— START Material for the task —

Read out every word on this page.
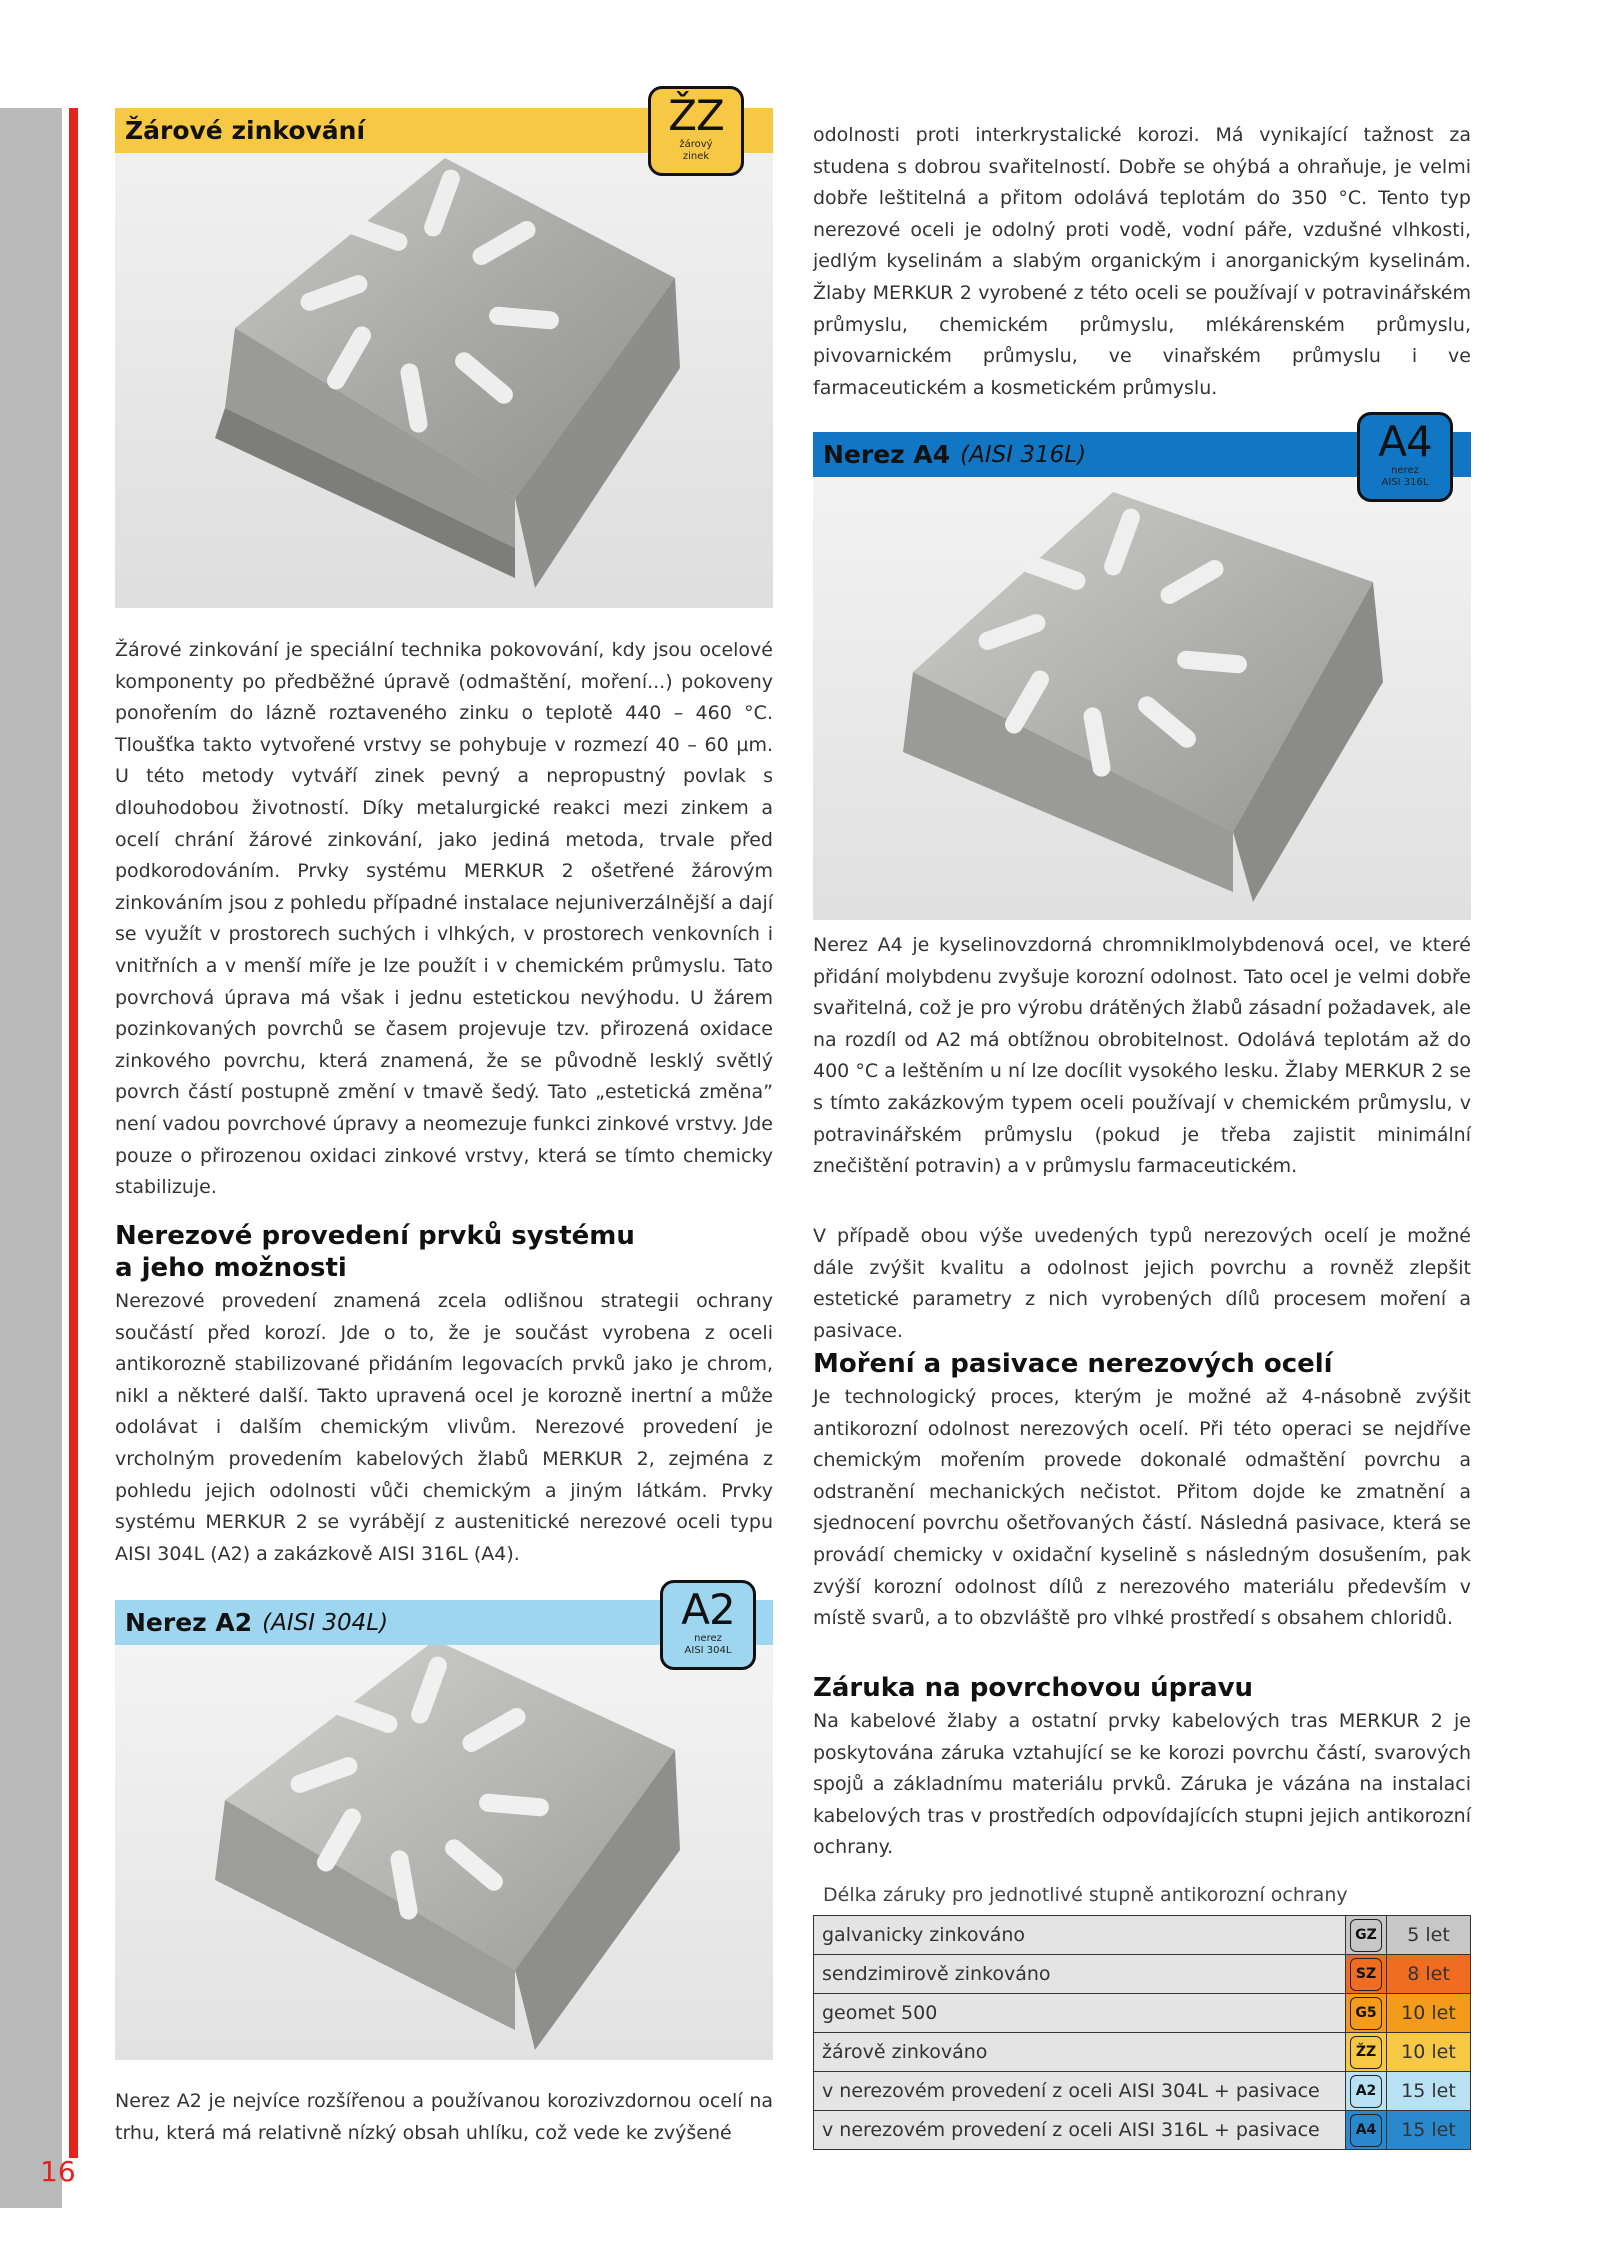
16
Žárové zinkování	ŽZ
žárový zinek
Žárové zinkování je speciální technika pokovování, kdy jsou ocelové komponenty po předběžné úpravě (odmaštění, moření...) pokoveny ponořením do lázně roztaveného zinku o teplotě 440 – 460 °C. Tloušťka takto vytvořené vrstvy se pohybuje v rozmezí 40 – 60 µm. U této metody vytváří zinek pevný a nepropustný povlak s dlouhodobou životností. Díky metalurgické reakci mezi zinkem a ocelí chrání žárové zinkování, jako jediná metoda, trvale před podkorodováním. Prvky systému MERKUR 2 ošetřené žárovým zinkováním jsou z pohledu případné instalace nejuniverzálnější a dají se využít v prostorech suchých i vlhkých, v prostorech venkovních i vnitřních a v menší míře je lze použít i v chemickém průmyslu. Tato povrchová úprava má však i jednu estetickou nevýhodu. U žárem pozinkovaných povrchů se časem projevuje tzv. přirozená oxidace zinkového povrchu, která znamená, že se původně lesklý světlý povrch částí postupně změní v tmavě šedý. Tato „estetická změna” není vadou povrchové úpravy a neomezuje funkci zinkové vrstvy. Jde pouze o přirozenou oxidaci zinkové vrstvy, která se tímto chemicky stabilizuje.
Nerezové provedení prvků systému a jeho možnosti
Nerezové provedení znamená zcela odlišnou strategii ochrany součástí před korozí. Jde o to, že je součást vyrobena z oceli antikorozně stabilizované přidáním legovacích prvků jako je chrom, nikl a některé další. Takto upravená ocel je korozně inertní a může odolávat i dalším chemickým vlivům. Nerezové provedení je vrcholným provedením kabelových žlabů MERKUR 2, zejména z pohledu jejich odolnosti vůči chemickým a jiným látkám. Prvky systému MERKUR 2 se vyrábějí z austenitické nerezové oceli typu AISI 304L (A2) a zakázkově AISI 316L (A4).
Nerez A2 (AISI 304L)	A2
nerez
AISI 304L
Nerez A2 je nejvíce rozšířenou a používanou korozivzdornou ocelí na trhu, která má relativně nízký obsah uhlíku, což vede ke zvýšené
odolnosti proti interkrystalické korozi. Má vynikající tažnost za studena s dobrou svařitelností. Dobře se ohýbá a ohraňuje, je velmi dobře leštitelná a přitom odolává teplotám do 350 °C. Tento typ nerezové oceli je odolný proti vodě, vodní páře, vzdušné vlhkosti, jedlým kyselinám a slabým organickým i anorganickým kyselinám. Žlaby MERKUR 2 vyrobené z této oceli se používají v potravinářském průmyslu, chemickém průmyslu, mlékárenském průmyslu, pivovarnickém průmyslu, ve vinařském průmyslu i ve farmaceutickém a kosmetickém průmyslu.
Nerez A4 (AISI 316L)	A4
nerez
AISI 316L
Nerez A4 je kyselinovzdorná chromniklmolybdenová ocel, ve které přidání molybdenu zvyšuje korozní odolnost. Tato ocel je velmi dobře svařitelná, což je pro výrobu drátěných žlabů zásadní požadavek, ale na rozdíl od A2 má obtížnou obrobitelnost. Odolává teplotám až do 400 °C a leštěním u ní lze docílit vysokého lesku. Žlaby MERKUR 2 se s tímto zakázkovým typem oceli používají v chemickém průmyslu, v potravinářském průmyslu (pokud je třeba zajistit minimální znečištění potravin) a v průmyslu farmaceutickém.
V případě obou výše uvedených typů nerezových ocelí je možné dále zvýšit kvalitu a odolnost jejich povrchu a rovněž zlepšit estetické parametry z nich vyrobených dílů procesem moření a pasivace.
Moření a pasivace nerezových ocelí
Je technologický proces, kterým je možné až 4-násobně zvýšit antikorozní odolnost nerezových ocelí. Při této operaci se nejdříve chemickým mořením provede dokonalé odmaštění povrchu a odstranění mechanických nečistot. Přitom dojde ke zmatnění a sjednocení povrchu ošetřovaných částí. Následná pasivace, která se provádí chemicky v oxidační kyselině s následným dosušením, pak zvýší korozní odolnost dílů z nerezového materiálu především v místě svarů, a to obzvláště pro vlhké prostředí s obsahem chloridů.
Záruka na povrchovou úpravu
Na kabelové žlaby a ostatní prvky kabelových tras MERKUR 2 je poskytována záruka vztahující se ke korozi povrchu částí, svarových spojů a základnímu materiálu prvků. Záruka je vázána na instalaci kabelových tras v prostředích odpovídajících stupni jejich antikorozní ochrany.
Délka záruky pro jednotlivé stupně antikorozní ochrany
galvanicky zinkováno	GZ	5 let
sendzimirově zinkováno	SZ	8 let
geomet 500	G5	10 let
žárově zinkováno	ŽZ	10 let
v nerezovém provedení z oceli AISI 304L + pasivace	A2	15 let
v nerezovém provedení z oceli AISI 316L + pasivace	A4	15 let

— END Material for the task —

▶ [What the task asks] Without including any pictures, print all of the material exactly as given.

▶ [Result of the task]
Read out every word on this page.
16
Žárové zinkování	ŽZ
žárový zinek
Žárové zinkování je speciální technika pokovování, kdy jsou ocelové komponenty po předběžné úpravě (odmaštění, moření...) pokoveny ponořením do lázně roztaveného zinku o teplotě 440 – 460 °C. Tloušťka takto vytvořené vrstvy se pohybuje v rozmezí 40 – 60 µm. U této metody vytváří zinek pevný a nepropustný povlak s dlouhodobou životností. Díky metalurgické reakci mezi zinkem a ocelí chrání žárové zinkování, jako jediná metoda, trvale před podkorodováním. Prvky systému MERKUR 2 ošetřené žárovým zinkováním jsou z pohledu případné instalace nejuniverzálnější a dají se využít v prostorech suchých i vlhkých, v prostorech venkovních i vnitřních a v menší míře je lze použít i v chemickém průmyslu. Tato povrchová úprava má však i jednu estetickou nevýhodu. U žárem pozinkovaných povrchů se časem projevuje tzv. přirozená oxidace zinkového povrchu, která znamená, že se původně lesklý světlý povrch částí postupně změní v tmavě šedý. Tato „estetická změna” není vadou povrchové úpravy a neomezuje funkci zinkové vrstvy. Jde pouze o přirozenou oxidaci zinkové vrstvy, která se tímto chemicky stabilizuje.
Nerezové provedení prvků systému a jeho možnosti
Nerezové provedení znamená zcela odlišnou strategii ochrany součástí před korozí. Jde o to, že je součást vyrobena z oceli antikorozně stabilizované přidáním legovacích prvků jako je chrom, nikl a některé další. Takto upravená ocel je korozně inertní a může odolávat i dalším chemickým vlivům. Nerezové provedení je vrcholným provedením kabelových žlabů MERKUR 2, zejména z pohledu jejich odolnosti vůči chemickým a jiným látkám. Prvky systému MERKUR 2 se vyrábějí z austenitické nerezové oceli typu AISI 304L (A2) a zakázkově AISI 316L (A4).
Nerez A2 (AISI 304L)	A2
nerez
AISI 304L
Nerez A2 je nejvíce rozšířenou a používanou korozivzdornou ocelí na trhu, která má relativně nízký obsah uhlíku, což vede ke zvýšené
odolnosti proti interkrystalické korozi. Má vynikající tažnost za studena s dobrou svařitelností. Dobře se ohýbá a ohraňuje, je velmi dobře leštitelná a přitom odolává teplotám do 350 °C. Tento typ nerezové oceli je odolný proti vodě, vodní páře, vzdušné vlhkosti, jedlým kyselinám a slabým organickým i anorganickým kyselinám. Žlaby MERKUR 2 vyrobené z této oceli se používají v potravinářském průmyslu, chemickém průmyslu, mlékárenském průmyslu, pivovarnickém průmyslu, ve vinařském průmyslu i ve farmaceutickém a kosmetickém průmyslu.
Nerez A4 (AISI 316L)	A4
nerez
AISI 316L
Nerez A4 je kyselinovzdorná chromniklmolybdenová ocel, ve které přidání molybdenu zvyšuje korozní odolnost. Tato ocel je velmi dobře svařitelná, což je pro výrobu drátěných žlabů zásadní požadavek, ale na rozdíl od A2 má obtížnou obrobitelnost. Odolává teplotám až do 400 °C a leštěním u ní lze docílit vysokého lesku. Žlaby MERKUR 2 se s tímto zakázkovým typem oceli používají v chemickém průmyslu, v potravinářském průmyslu (pokud je třeba zajistit minimální znečištění potravin) a v průmyslu farmaceutickém.
V případě obou výše uvedených typů nerezových ocelí je možné dále zvýšit kvalitu a odolnost jejich povrchu a rovněž zlepšit estetické parametry z nich vyrobených dílů procesem moření a pasivace.
Moření a pasivace nerezových ocelí
Je technologický proces, kterým je možné až 4-násobně zvýšit antikorozní odolnost nerezových ocelí. Při této operaci se nejdříve chemickým mořením provede dokonalé odmaštění povrchu a odstranění mechanických nečistot. Přitom dojde ke zmatnění a sjednocení povrchu ošetřovaných částí. Následná pasivace, která se provádí chemicky v oxidační kyselině s následným dosušením, pak zvýší korozní odolnost dílů z nerezového materiálu především v místě svarů, a to obzvláště pro vlhké prostředí s obsahem chloridů.
Záruka na povrchovou úpravu
Na kabelové žlaby a ostatní prvky kabelových tras MERKUR 2 je poskytována záruka vztahující se ke korozi povrchu částí, svarových spojů a základnímu materiálu prvků. Záruka je vázána na instalaci kabelových tras v prostředích odpovídajících stupni jejich antikorozní ochrany.
Délka záruky pro jednotlivé stupně antikorozní ochrany
galvanicky zinkováno	GZ	5 let
sendzimirově zinkováno	SZ	8 let
geomet 500	G5	10 let
žárově zinkováno	ŽZ	10 let
v nerezovém provedení z oceli AISI 304L + pasivace	A2	15 let
v nerezovém provedení z oceli AISI 316L + pasivace	A4	15 let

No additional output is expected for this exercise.